» DO THIS
Find all lines in the records that include the word "đóng", and copy them out.

» MATERIAL FOR THE TASK
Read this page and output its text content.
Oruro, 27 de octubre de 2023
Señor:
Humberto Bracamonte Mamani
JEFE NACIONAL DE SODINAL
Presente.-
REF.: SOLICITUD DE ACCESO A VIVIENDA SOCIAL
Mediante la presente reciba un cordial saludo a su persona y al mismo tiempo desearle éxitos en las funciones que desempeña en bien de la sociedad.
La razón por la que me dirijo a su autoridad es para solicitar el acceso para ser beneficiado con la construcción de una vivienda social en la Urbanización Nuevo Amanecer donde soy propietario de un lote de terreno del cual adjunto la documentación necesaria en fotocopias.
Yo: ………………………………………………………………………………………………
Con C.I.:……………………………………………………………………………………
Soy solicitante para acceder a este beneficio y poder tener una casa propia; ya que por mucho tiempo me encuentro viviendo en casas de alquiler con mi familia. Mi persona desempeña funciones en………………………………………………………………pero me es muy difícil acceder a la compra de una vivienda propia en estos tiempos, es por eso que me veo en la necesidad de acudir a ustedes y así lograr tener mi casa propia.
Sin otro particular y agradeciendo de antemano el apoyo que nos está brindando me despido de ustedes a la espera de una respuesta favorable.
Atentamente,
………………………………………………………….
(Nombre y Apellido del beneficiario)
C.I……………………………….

==

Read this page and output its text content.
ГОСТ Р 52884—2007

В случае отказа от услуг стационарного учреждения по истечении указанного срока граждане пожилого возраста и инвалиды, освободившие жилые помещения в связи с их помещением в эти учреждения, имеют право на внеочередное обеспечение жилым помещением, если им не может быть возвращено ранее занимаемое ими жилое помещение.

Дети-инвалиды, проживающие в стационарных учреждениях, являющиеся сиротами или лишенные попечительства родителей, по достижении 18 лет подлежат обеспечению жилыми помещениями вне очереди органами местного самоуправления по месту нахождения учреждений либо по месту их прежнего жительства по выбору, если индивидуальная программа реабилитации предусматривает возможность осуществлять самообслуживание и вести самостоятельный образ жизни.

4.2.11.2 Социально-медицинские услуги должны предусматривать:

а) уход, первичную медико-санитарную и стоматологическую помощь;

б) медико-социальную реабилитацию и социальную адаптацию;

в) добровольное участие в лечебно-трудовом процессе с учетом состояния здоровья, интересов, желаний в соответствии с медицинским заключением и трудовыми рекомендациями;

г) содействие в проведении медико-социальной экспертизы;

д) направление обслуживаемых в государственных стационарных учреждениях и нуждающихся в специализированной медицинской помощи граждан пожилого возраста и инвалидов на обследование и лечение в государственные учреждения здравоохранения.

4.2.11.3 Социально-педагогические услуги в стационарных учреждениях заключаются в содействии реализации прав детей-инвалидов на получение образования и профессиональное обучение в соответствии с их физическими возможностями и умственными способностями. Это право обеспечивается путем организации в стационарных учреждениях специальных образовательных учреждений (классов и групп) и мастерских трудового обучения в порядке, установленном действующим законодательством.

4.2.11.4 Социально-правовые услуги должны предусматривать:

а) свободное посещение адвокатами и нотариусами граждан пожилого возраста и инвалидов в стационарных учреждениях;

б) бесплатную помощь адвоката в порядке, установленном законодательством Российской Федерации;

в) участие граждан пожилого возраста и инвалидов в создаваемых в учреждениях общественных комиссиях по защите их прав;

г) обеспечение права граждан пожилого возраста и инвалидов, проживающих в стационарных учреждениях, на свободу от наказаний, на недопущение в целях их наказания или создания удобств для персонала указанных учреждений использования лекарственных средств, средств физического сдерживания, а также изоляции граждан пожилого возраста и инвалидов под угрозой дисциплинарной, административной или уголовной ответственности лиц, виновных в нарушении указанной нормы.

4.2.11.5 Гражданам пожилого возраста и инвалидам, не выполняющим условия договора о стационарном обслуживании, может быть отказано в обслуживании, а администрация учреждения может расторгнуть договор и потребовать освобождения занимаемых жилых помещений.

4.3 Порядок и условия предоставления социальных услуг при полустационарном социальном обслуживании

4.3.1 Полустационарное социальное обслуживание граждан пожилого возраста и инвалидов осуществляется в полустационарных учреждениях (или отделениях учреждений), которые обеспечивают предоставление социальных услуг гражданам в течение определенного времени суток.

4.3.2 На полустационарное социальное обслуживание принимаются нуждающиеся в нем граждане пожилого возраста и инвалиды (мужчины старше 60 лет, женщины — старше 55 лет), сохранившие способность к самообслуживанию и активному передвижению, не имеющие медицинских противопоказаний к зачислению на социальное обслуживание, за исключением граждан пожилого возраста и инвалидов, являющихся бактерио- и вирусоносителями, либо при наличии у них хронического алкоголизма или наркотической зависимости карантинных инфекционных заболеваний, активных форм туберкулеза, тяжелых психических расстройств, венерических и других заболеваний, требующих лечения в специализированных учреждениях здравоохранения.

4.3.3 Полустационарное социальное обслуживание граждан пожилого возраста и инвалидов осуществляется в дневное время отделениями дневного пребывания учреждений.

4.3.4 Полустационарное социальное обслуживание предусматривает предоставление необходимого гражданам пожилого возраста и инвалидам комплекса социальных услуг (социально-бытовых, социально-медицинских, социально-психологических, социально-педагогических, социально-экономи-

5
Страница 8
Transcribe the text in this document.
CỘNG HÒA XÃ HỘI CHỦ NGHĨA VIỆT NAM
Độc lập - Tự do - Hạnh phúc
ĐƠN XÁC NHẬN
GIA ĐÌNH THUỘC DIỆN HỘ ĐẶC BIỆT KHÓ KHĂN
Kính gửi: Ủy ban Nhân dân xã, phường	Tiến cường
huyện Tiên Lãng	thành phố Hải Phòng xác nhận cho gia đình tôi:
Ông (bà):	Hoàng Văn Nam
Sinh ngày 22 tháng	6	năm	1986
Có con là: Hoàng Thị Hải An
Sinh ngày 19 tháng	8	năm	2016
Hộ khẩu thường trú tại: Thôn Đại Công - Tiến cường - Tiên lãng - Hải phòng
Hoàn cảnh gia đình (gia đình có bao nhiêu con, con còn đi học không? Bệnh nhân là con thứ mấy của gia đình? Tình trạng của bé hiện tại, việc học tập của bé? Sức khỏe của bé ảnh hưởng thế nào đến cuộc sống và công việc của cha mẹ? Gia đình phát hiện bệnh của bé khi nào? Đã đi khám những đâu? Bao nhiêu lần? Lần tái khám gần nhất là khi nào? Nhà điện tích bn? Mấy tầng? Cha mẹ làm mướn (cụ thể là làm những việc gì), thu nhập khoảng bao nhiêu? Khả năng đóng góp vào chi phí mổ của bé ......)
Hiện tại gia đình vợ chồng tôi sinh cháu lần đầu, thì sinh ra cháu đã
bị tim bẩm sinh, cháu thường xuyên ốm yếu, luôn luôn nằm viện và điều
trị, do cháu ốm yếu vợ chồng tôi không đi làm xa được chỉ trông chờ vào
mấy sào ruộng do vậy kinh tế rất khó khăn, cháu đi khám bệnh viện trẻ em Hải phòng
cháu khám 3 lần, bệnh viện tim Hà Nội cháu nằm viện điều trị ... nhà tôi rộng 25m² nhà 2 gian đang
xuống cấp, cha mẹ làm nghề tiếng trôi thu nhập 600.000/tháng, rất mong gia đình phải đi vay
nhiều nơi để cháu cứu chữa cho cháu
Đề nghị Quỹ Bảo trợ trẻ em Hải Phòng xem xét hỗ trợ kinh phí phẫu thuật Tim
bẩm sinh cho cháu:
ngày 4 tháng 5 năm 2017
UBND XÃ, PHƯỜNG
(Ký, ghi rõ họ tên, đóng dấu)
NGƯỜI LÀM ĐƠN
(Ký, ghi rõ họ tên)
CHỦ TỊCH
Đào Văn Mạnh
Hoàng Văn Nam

» TASK OUTPUT
Hoàn cảnh gia đình (gia đình có bao nhiêu con, con còn đi học không? Bệnh nhân là con thứ mấy của gia đình? Tình trạng của bé hiện tại, việc học tập của bé? Sức khỏe của bé ảnh hưởng thế nào đến cuộc sống và công việc của cha mẹ? Gia đình phát hiện bệnh của bé khi nào? Đã đi khám những đâu? Bao nhiêu lần? Lần tái khám gần nhất là khi nào? Nhà điện tích bn? Mấy tầng? Cha mẹ làm mướn (cụ thể là làm những việc gì), thu nhập khoảng bao nhiêu? Khả năng đóng góp vào chi phí mổ của bé ......)
(Ký, ghi rõ họ tên, đóng dấu)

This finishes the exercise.